__Supplied information__:
********

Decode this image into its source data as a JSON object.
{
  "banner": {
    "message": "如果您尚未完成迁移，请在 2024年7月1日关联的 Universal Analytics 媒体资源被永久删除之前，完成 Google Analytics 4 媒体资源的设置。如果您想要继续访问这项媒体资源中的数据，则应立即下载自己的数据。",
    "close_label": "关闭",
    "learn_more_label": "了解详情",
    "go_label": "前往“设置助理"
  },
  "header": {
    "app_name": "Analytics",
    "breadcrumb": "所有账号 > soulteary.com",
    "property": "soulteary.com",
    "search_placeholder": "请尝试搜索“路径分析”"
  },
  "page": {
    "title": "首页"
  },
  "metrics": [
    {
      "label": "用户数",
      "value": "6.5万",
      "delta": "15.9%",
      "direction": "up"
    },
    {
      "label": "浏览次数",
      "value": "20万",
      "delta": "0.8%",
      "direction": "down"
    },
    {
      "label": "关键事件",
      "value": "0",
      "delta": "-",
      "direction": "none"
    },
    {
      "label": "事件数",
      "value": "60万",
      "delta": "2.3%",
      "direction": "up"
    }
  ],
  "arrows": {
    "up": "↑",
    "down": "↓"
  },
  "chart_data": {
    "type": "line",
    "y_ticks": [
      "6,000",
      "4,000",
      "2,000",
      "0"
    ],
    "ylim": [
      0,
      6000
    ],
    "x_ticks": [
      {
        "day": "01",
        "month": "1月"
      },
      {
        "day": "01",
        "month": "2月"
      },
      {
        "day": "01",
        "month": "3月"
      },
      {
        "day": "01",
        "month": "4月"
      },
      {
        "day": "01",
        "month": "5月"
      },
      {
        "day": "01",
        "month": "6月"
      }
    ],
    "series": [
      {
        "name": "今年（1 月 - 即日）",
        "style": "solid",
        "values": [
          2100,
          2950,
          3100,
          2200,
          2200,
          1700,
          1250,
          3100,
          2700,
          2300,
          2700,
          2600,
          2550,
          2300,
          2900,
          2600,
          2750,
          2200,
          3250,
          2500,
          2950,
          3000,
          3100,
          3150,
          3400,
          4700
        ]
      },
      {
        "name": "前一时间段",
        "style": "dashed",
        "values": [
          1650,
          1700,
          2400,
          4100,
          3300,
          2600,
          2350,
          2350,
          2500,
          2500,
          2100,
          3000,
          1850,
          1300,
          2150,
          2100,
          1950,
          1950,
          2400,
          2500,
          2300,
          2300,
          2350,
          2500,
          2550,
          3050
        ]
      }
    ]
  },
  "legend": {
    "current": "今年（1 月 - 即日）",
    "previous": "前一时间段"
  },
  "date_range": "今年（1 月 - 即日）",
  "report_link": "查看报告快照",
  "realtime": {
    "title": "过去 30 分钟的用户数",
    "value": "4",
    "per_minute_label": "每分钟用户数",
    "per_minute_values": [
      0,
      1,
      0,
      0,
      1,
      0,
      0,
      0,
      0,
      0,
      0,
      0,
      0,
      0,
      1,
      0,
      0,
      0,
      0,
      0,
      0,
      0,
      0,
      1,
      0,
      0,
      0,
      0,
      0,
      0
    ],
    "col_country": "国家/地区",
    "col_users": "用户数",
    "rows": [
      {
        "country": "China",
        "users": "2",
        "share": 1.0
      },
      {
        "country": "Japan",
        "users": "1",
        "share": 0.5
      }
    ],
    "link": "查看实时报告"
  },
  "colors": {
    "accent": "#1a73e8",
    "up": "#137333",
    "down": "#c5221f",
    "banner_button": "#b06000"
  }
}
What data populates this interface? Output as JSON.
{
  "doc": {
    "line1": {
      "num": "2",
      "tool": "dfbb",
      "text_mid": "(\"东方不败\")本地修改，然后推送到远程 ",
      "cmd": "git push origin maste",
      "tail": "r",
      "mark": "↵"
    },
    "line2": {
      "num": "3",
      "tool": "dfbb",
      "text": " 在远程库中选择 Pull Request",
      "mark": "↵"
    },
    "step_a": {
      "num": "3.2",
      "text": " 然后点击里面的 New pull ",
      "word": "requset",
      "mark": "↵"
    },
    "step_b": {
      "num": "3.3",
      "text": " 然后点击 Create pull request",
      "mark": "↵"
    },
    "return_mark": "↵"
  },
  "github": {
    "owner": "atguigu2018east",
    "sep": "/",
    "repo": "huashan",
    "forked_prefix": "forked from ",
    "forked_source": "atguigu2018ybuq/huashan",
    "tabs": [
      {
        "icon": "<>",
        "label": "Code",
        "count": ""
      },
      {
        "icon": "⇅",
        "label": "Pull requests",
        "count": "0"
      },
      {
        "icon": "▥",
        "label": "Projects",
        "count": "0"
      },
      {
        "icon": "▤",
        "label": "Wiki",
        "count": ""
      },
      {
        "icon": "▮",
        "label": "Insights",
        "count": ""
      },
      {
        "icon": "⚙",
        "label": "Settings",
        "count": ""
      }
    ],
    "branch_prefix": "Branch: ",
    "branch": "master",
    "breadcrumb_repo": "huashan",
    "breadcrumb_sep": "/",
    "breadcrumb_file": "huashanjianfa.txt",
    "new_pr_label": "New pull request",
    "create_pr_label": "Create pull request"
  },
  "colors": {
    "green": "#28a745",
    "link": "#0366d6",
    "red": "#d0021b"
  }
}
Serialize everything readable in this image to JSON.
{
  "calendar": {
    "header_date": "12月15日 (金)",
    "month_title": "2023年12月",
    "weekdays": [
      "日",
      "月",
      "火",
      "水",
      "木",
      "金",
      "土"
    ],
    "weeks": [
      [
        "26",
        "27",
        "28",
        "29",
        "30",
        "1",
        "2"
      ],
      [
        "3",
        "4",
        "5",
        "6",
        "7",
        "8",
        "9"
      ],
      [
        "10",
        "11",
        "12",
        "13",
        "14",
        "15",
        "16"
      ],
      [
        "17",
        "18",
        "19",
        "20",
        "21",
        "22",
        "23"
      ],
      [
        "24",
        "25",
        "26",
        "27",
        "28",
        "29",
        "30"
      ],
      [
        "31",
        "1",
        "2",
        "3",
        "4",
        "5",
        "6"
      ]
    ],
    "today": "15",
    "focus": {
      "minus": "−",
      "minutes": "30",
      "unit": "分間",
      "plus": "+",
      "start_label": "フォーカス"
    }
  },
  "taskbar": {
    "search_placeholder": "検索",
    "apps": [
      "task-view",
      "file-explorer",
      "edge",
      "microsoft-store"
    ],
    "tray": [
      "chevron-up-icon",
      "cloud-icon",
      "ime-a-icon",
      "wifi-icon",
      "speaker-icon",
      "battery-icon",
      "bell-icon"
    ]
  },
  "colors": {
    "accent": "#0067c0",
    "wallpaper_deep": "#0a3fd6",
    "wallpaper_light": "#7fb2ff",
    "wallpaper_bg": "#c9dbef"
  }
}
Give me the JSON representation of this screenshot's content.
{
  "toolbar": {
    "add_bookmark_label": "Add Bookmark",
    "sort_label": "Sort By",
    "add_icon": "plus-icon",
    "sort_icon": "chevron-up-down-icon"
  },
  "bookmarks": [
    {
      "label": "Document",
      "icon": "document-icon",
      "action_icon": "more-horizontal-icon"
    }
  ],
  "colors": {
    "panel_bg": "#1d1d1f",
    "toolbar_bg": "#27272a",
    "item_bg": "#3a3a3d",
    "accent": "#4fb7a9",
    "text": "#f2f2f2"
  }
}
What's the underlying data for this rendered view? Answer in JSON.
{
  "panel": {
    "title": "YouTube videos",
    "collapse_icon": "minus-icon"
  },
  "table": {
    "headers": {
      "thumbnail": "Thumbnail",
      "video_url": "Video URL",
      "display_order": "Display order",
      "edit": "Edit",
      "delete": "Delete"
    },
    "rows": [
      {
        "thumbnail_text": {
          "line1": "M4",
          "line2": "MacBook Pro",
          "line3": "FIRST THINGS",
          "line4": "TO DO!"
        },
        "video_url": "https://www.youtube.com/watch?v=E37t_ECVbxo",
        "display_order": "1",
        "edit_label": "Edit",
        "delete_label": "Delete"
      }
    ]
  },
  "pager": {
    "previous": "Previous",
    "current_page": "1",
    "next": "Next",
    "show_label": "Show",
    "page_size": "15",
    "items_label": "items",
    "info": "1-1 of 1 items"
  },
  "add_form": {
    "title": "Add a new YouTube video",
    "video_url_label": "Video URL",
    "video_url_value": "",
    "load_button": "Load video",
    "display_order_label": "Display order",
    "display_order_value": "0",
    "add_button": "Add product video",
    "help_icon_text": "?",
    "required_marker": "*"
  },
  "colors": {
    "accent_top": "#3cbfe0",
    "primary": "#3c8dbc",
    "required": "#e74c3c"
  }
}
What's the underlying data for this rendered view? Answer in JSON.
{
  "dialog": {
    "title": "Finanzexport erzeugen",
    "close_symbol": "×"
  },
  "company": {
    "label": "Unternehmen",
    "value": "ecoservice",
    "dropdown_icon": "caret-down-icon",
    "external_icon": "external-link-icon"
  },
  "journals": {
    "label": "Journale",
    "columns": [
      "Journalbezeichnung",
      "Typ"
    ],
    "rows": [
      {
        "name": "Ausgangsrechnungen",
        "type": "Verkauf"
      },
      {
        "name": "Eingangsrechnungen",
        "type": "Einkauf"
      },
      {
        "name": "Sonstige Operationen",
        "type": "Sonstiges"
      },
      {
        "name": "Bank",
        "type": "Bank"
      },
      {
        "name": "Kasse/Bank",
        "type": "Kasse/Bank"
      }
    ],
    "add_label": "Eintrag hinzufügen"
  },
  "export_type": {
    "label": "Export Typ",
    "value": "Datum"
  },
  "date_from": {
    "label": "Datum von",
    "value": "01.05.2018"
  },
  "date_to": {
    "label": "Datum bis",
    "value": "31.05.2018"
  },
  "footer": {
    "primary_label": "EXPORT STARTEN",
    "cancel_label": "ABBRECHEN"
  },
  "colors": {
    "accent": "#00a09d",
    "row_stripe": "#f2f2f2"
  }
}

********

__What you are asked to do__: State, as a number only, how many lines in the entries include "soulteary".

__Response for this exercise__: 2